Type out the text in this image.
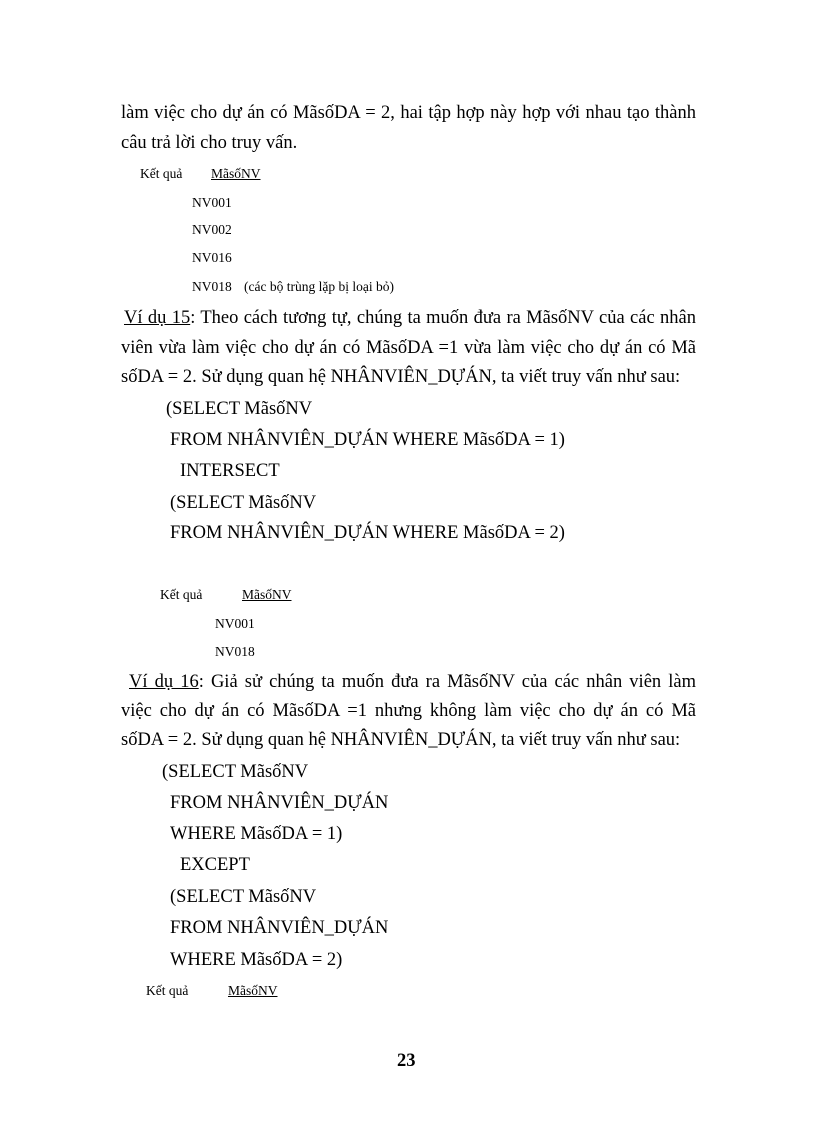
làm việc cho dự án có MãsốDA = 2, hai tập hợp này hợp với nhau tạo thành
câu trả lời cho truy vấn.
Kết quả MãsốNV
NV001
NV002
NV016
NV018 (các bộ trùng lặp bị loại bỏ)
Ví dụ 15: Theo cách tương tự, chúng ta muốn đưa ra MãsốNV của các nhân
viên vừa làm việc cho dự án có MãsốDA =1 vừa làm việc cho dự án có Mã
sốDA = 2. Sử dụng quan hệ NHÂNVIÊN_DỰÁN, ta viết truy vấn như sau:
(SELECT MãsốNV
FROM NHÂNVIÊN_DỰÁN WHERE MãsốDA = 1)
INTERSECT
(SELECT MãsốNV
FROM NHÂNVIÊN_DỰÁN WHERE MãsốDA = 2)
Kết quả	MãsốNV
NV001
NV018
Ví dụ 16: Giả sử chúng ta muốn đưa ra MãsốNV của các nhân viên làm
việc cho dự án có MãsốDA =1 nhưng không làm việc cho dự án có Mã
sốDA = 2. Sử dụng quan hệ NHÂNVIÊN_DỰÁN, ta viết truy vấn như sau:
(SELECT MãsốNV
FROM NHÂNVIÊN_DỰÁN
WHERE MãsốDA = 1)
EXCEPT
(SELECT MãsốNV
FROM NHÂNVIÊN_DỰÁN
WHERE MãsốDA = 2)
Kết quả	MãsốNV
23
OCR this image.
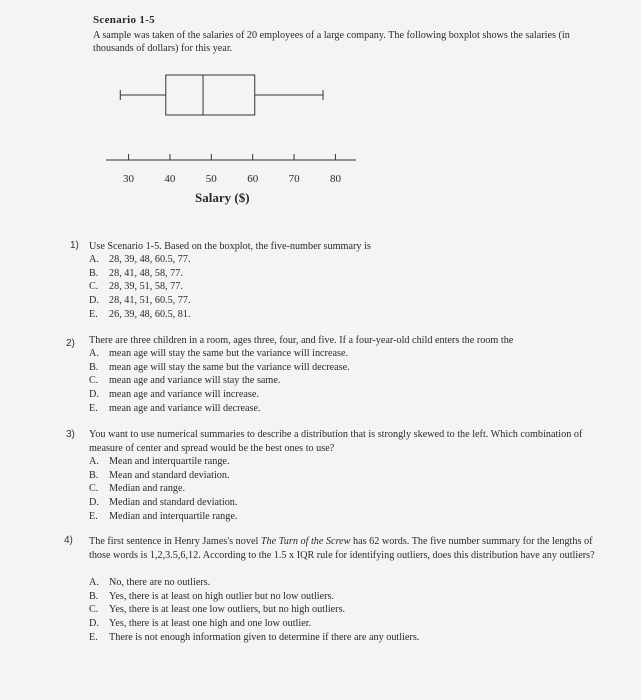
Scenario 1-5
A sample was taken of the salaries of 20 employees of a large company. The following boxplot shows the salaries (in thousands of dollars) for this year.
30	40	50	60	70	80
Salary ($)
1) Use Scenario 1-5. Based on the boxplot, the five-number summary is
A. 28, 39, 48, 60.5, 77.
B. 28, 41, 48, 58, 77.
C. 28, 39, 51, 58, 77.
D. 28, 41, 51, 60.5, 77.
E. 26, 39, 48, 60.5, 81.
2) There are three children in a room, ages three, four, and five. If a four-year-old child enters the room the
A. mean age will stay the same but the variance will increase.
B. mean age will stay the same but the variance will decrease.
C. mean age and variance will stay the same.
D. mean age and variance will increase.
E. mean age and variance will decrease.
3) You want to use numerical summaries to describe a distribution that is strongly skewed to the left. Which combination of measure of center and spread would be the best ones to use?
A. Mean and interquartile range.
B. Mean and standard deviation.
C. Median and range.
D. Median and standard deviation.
E. Median and interquartile range.
4) The first sentence in Henry James's novel The Turn of the Screw has 62 words. The five number summary for the lengths of those words is 1,2,3.5,6,12. According to the 1.5 x IQR rule for identifying outliers, does this distribution have any outliers?
A. No, there are no outliers.
B. Yes, there is at least on high outlier but no low outliers.
C. Yes, there is at least one low outliers, but no high outliers.
D. Yes, there is at least one high and one low outlier.
E. There is not enough information given to determine if there are any outliers.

_____

| REQUIREMENTS |
Your task is an exact transcription of all the data, minus the pictures.

| WRITTEN REPLY |
Type out the text in this image.
làm việc cho dự án có MãsốDA = 2, hai tập hợp này hợp với nhau tạo thành
câu trả lời cho truy vấn.
Kết quả MãsốNV
NV001
NV002
NV016
NV018 (các bộ trùng lặp bị loại bỏ)
Ví dụ 15: Theo cách tương tự, chúng ta muốn đưa ra MãsốNV của các nhân
viên vừa làm việc cho dự án có MãsốDA =1 vừa làm việc cho dự án có Mã
sốDA = 2. Sử dụng quan hệ NHÂNVIÊN_DỰÁN, ta viết truy vấn như sau:
(SELECT MãsốNV
FROM NHÂNVIÊN_DỰÁN WHERE MãsốDA = 1)
INTERSECT
(SELECT MãsốNV
FROM NHÂNVIÊN_DỰÁN WHERE MãsốDA = 2)
Kết quả	MãsốNV
NV001
NV018
Ví dụ 16: Giả sử chúng ta muốn đưa ra MãsốNV của các nhân viên làm
việc cho dự án có MãsốDA =1 nhưng không làm việc cho dự án có Mã
sốDA = 2. Sử dụng quan hệ NHÂNVIÊN_DỰÁN, ta viết truy vấn như sau:
(SELECT MãsốNV
FROM NHÂNVIÊN_DỰÁN
WHERE MãsốDA = 1)
EXCEPT
(SELECT MãsốNV
FROM NHÂNVIÊN_DỰÁN
WHERE MãsốDA = 2)
Kết quả	MãsốNV
23
OCR this image.
Scenario 1-5
A sample was taken of the salaries of 20 employees of a large company. The following boxplot shows the salaries (in thousands of dollars) for this year.
30	40	50	60	70	80
Salary ($)
1) Use Scenario 1-5. Based on the boxplot, the five-number summary is
A. 28, 39, 48, 60.5, 77.
B. 28, 41, 48, 58, 77.
C. 28, 39, 51, 58, 77.
D. 28, 41, 51, 60.5, 77.
E. 26, 39, 48, 60.5, 81.
2) There are three children in a room, ages three, four, and five. If a four-year-old child enters the room the
A. mean age will stay the same but the variance will increase.
B. mean age will stay the same but the variance will decrease.
C. mean age and variance will stay the same.
D. mean age and variance will increase.
E. mean age and variance will decrease.
3) You want to use numerical summaries to describe a distribution that is strongly skewed to the left. Which combination of measure of center and spread would be the best ones to use?
A. Mean and interquartile range.
B. Mean and standard deviation.
C. Median and range.
D. Median and standard deviation.
E. Median and interquartile range.
4) The first sentence in Henry James's novel The Turn of the Screw has 62 words. The five number summary for the lengths of those words is 1,2,3.5,6,12. According to the 1.5 x IQR rule for identifying outliers, does this distribution have any outliers?
A. No, there are no outliers.
B. Yes, there is at least on high outlier but no low outliers.
C. Yes, there is at least one low outliers, but no high outliers.
D. Yes, there is at least one high and one low outlier.
E. There is not enough information given to determine if there are any outliers.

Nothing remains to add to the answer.